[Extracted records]
■ ■ ■ ■ ■ ■ ■
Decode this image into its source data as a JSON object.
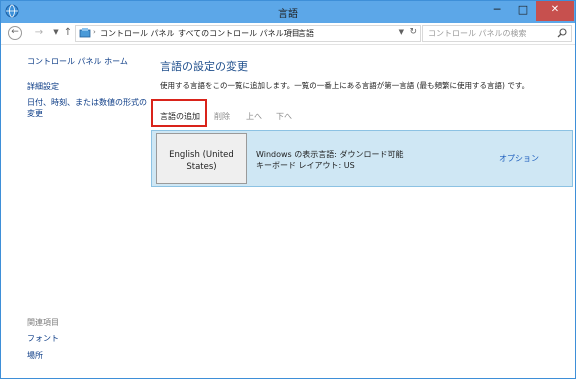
{
  "window": {
    "title": "言語",
    "buttons": {
      "minimize": "─",
      "maximize": "□",
      "close": "✕"
    }
  },
  "navbar": {
    "back": "←",
    "forward": "→",
    "history": "▼",
    "up": "↑",
    "breadcrumbs": [
      "コントロール パネル",
      "すべてのコントロール パネル項目",
      "言語"
    ],
    "crumb_sep": "›",
    "refresh": "↻",
    "search_placeholder": "コントロール パネルの検索"
  },
  "sidebar": {
    "home": "コントロール パネル ホーム",
    "advanced": "詳細設定",
    "datetime_line1": "日付、時刻、または数値の形式の",
    "datetime_line2": "変更",
    "related_heading": "関連項目",
    "fonts": "フォント",
    "location": "場所"
  },
  "main": {
    "title": "言語の設定の変更",
    "description": "使用する言語をこの一覧に追加します。一覧の一番上にある言語が第一言語 (最も頻繁に使用する言語) です。",
    "toolbar": {
      "add": "言語の追加",
      "remove": "削除",
      "up": "上へ",
      "down": "下へ"
    },
    "language": {
      "name_line1": "English (United",
      "name_line2": "States)",
      "display_lang": "Windows の表示言語: ダウンロード可能",
      "keyboard": "キーボード レイアウト: US",
      "options": "オプション"
    }
  },
  "colors": {
    "titlebar": "#5ca7e8",
    "close": "#c7504e",
    "link": "#0b3b86",
    "highlight_row": "#cfe7f4",
    "annotation": "#d9231a"
  }
}
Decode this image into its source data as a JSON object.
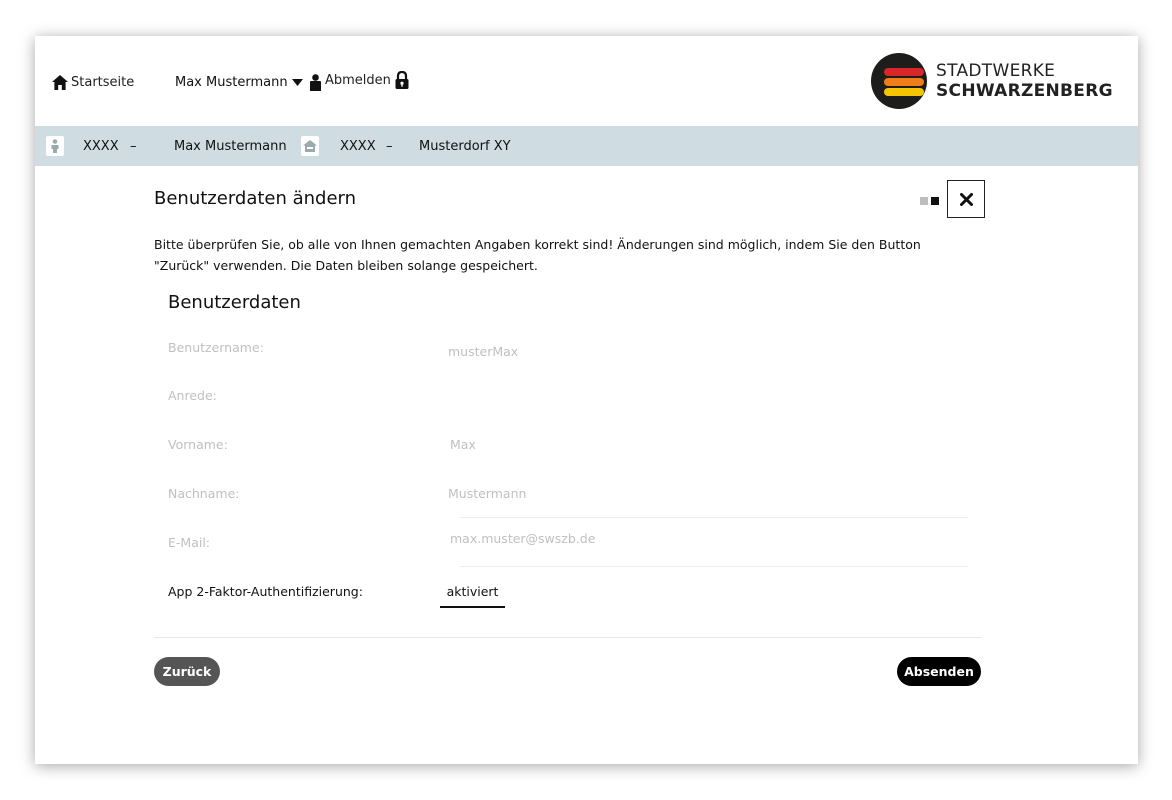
{
  "header": {
    "home_label": "Startseite",
    "user_name": "Max Mustermann",
    "logout_label": "Abmelden",
    "logo": {
      "line1": "STADTWERKE",
      "line2": "SCHWARZENBERG"
    }
  },
  "infobar": {
    "customer_number": "XXXX",
    "customer_separator": "–",
    "customer_name": "Max Mustermann",
    "property_number": "XXXX",
    "property_separator": "–",
    "property_location": "Musterdorf XY"
  },
  "main": {
    "title": "Benutzerdaten ändern",
    "intro": "Bitte überprüfen Sie, ob alle von Ihnen gemachten Angaben korrekt sind! Änderungen sind möglich, indem Sie den Button \"Zurück\" verwenden. Die Daten bleiben solange gespeichert.",
    "section_title": "Benutzerdaten",
    "fields": [
      {
        "label": "Benutzername:",
        "value": "musterMax"
      },
      {
        "label": "Anrede:",
        "value": ""
      },
      {
        "label": "Vorname:",
        "value": "Max"
      },
      {
        "label": "Nachname:",
        "value": "Mustermann"
      },
      {
        "label": "E-Mail:",
        "value": "max.muster@swszb.de"
      }
    ],
    "twofa": {
      "label": "App 2-Faktor-Authentifizierung:",
      "value": "aktiviert"
    },
    "back_button": "Zurück",
    "submit_button": "Absenden"
  },
  "colors": {
    "infobar_bg": "#cfdde2",
    "back_button_bg": "#555555",
    "submit_button_bg": "#000000",
    "logo_red": "#d9262a",
    "logo_orange": "#ef7d1a",
    "logo_yellow": "#f6c400",
    "logo_circle": "#1d1d1b"
  },
  "icons": {
    "home": "home-icon",
    "caret": "caret-down-icon",
    "user": "user-icon",
    "logout": "lock-icon",
    "customer": "person-card-icon",
    "property": "house-icon",
    "close": "close-icon"
  }
}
■ ■ ■ ■ ■ ■ ■
● What the exercise asks
Report the number of lines holding the string "close", without any other words.

● Written solution
3